■ **Stated goal**
Count how many lines hold the string "Altro", and give only that number.

A run of records:
--- --- ---

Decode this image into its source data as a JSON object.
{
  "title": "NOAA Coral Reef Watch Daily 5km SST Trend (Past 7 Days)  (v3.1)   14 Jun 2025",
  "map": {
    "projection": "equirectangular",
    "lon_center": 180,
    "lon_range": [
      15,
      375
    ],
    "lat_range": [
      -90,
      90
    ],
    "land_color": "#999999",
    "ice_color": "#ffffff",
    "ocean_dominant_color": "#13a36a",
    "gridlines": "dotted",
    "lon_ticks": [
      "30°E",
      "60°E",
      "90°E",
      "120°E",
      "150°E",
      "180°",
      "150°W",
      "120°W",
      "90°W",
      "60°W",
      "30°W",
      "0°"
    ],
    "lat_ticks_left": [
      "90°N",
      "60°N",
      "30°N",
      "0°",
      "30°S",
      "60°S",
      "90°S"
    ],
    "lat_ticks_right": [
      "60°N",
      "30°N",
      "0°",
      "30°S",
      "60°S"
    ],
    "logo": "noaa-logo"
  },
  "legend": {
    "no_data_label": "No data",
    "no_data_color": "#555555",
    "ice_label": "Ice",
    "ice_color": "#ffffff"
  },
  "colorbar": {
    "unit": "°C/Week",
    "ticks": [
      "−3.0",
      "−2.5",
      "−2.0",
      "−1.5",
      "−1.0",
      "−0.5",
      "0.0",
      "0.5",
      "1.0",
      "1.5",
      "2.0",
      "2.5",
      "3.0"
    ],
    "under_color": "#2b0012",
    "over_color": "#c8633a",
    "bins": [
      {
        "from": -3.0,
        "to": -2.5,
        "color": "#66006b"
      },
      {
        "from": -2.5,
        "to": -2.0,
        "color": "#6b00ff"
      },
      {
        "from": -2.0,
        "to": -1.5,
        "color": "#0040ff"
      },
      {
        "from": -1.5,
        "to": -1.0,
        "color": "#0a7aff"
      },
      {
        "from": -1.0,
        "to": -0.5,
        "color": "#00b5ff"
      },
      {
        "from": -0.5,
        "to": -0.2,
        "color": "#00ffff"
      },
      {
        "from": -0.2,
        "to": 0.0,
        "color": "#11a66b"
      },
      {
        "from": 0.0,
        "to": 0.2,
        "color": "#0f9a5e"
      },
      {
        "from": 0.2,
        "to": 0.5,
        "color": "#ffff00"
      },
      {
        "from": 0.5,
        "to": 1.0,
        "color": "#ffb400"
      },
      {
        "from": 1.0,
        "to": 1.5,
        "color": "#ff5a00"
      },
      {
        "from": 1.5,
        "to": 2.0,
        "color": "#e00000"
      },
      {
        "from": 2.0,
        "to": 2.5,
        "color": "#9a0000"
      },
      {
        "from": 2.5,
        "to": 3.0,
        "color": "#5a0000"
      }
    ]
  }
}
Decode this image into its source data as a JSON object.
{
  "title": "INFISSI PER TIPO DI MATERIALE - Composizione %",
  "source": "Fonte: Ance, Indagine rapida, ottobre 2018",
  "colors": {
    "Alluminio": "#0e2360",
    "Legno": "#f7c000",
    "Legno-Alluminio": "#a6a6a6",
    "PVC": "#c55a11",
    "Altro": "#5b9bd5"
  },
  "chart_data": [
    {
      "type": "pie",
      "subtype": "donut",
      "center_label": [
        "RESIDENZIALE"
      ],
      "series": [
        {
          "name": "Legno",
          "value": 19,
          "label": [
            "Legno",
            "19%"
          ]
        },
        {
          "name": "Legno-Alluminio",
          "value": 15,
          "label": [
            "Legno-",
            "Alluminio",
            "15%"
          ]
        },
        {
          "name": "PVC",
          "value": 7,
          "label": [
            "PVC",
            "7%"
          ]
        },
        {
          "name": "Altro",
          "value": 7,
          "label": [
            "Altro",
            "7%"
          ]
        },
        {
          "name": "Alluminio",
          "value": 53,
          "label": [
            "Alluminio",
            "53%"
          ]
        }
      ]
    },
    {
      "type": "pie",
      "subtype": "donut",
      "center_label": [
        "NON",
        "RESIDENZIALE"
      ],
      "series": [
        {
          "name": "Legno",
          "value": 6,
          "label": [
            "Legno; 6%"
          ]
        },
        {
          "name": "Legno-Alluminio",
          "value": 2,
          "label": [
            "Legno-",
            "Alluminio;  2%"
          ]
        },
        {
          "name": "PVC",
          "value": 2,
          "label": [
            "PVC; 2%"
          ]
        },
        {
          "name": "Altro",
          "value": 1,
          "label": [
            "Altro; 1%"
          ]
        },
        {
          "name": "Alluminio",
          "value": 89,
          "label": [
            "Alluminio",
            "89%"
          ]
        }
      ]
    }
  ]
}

--- --- ---

■ **Solution to this task**
5